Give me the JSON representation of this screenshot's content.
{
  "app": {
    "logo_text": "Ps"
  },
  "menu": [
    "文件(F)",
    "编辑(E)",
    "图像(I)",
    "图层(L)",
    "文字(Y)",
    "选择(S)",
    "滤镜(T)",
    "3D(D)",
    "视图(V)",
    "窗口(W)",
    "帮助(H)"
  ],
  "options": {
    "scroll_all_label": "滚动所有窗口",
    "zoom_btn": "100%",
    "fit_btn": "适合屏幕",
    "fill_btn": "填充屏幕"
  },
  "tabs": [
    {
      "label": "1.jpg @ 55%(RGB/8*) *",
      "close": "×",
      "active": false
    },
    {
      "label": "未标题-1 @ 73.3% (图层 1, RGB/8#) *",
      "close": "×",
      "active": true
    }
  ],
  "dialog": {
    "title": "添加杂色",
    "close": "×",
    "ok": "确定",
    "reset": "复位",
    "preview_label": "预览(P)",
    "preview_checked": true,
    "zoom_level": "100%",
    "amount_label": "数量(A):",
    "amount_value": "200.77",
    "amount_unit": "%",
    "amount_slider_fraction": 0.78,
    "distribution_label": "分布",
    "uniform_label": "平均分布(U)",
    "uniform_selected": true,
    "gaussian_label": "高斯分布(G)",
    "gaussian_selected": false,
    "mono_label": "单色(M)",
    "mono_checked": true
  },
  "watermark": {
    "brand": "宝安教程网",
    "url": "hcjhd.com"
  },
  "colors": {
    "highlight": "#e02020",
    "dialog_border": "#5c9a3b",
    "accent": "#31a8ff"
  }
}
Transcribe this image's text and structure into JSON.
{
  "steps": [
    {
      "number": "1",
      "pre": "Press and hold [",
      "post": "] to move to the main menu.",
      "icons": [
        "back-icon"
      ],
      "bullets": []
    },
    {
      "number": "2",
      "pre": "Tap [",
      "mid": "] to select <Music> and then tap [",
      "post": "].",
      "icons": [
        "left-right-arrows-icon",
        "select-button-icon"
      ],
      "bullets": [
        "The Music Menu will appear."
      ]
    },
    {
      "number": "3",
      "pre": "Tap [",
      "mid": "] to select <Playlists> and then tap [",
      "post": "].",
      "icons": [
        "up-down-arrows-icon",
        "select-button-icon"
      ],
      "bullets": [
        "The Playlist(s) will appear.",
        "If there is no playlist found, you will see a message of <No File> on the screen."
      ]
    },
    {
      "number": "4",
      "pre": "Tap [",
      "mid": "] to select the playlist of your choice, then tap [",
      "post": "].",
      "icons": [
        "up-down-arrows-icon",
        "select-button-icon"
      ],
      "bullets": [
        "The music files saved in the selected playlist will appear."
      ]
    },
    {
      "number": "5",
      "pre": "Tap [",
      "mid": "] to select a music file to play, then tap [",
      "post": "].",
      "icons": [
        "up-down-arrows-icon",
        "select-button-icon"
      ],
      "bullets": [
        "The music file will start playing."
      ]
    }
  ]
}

--------------------

REQUIRED WORK> Extract the full listing and reproduce each line exactly.

WRITTEN RESPONSE>
Give me the JSON representation of this screenshot's content.
{
  "app": {
    "logo_text": "Ps"
  },
  "menu": [
    "文件(F)",
    "编辑(E)",
    "图像(I)",
    "图层(L)",
    "文字(Y)",
    "选择(S)",
    "滤镜(T)",
    "3D(D)",
    "视图(V)",
    "窗口(W)",
    "帮助(H)"
  ],
  "options": {
    "scroll_all_label": "滚动所有窗口",
    "zoom_btn": "100%",
    "fit_btn": "适合屏幕",
    "fill_btn": "填充屏幕"
  },
  "tabs": [
    {
      "label": "1.jpg @ 55%(RGB/8*) *",
      "close": "×",
      "active": false
    },
    {
      "label": "未标题-1 @ 73.3% (图层 1, RGB/8#) *",
      "close": "×",
      "active": true
    }
  ],
  "dialog": {
    "title": "添加杂色",
    "close": "×",
    "ok": "确定",
    "reset": "复位",
    "preview_label": "预览(P)",
    "preview_checked": true,
    "zoom_level": "100%",
    "amount_label": "数量(A):",
    "amount_value": "200.77",
    "amount_unit": "%",
    "amount_slider_fraction": 0.78,
    "distribution_label": "分布",
    "uniform_label": "平均分布(U)",
    "uniform_selected": true,
    "gaussian_label": "高斯分布(G)",
    "gaussian_selected": false,
    "mono_label": "单色(M)",
    "mono_checked": true
  },
  "watermark": {
    "brand": "宝安教程网",
    "url": "hcjhd.com"
  },
  "colors": {
    "highlight": "#e02020",
    "dialog_border": "#5c9a3b",
    "accent": "#31a8ff"
  }
}
Transcribe this image's text and structure into JSON.
{
  "steps": [
    {
      "number": "1",
      "pre": "Press and hold [",
      "post": "] to move to the main menu.",
      "icons": [
        "back-icon"
      ],
      "bullets": []
    },
    {
      "number": "2",
      "pre": "Tap [",
      "mid": "] to select <Music> and then tap [",
      "post": "].",
      "icons": [
        "left-right-arrows-icon",
        "select-button-icon"
      ],
      "bullets": [
        "The Music Menu will appear."
      ]
    },
    {
      "number": "3",
      "pre": "Tap [",
      "mid": "] to select <Playlists> and then tap [",
      "post": "].",
      "icons": [
        "up-down-arrows-icon",
        "select-button-icon"
      ],
      "bullets": [
        "The Playlist(s) will appear.",
        "If there is no playlist found, you will see a message of <No File> on the screen."
      ]
    },
    {
      "number": "4",
      "pre": "Tap [",
      "mid": "] to select the playlist of your choice, then tap [",
      "post": "].",
      "icons": [
        "up-down-arrows-icon",
        "select-button-icon"
      ],
      "bullets": [
        "The music files saved in the selected playlist will appear."
      ]
    },
    {
      "number": "5",
      "pre": "Tap [",
      "mid": "] to select a music file to play, then tap [",
      "post": "].",
      "icons": [
        "up-down-arrows-icon",
        "select-button-icon"
      ],
      "bullets": [
        "The music file will start playing."
      ]
    }
  ]
}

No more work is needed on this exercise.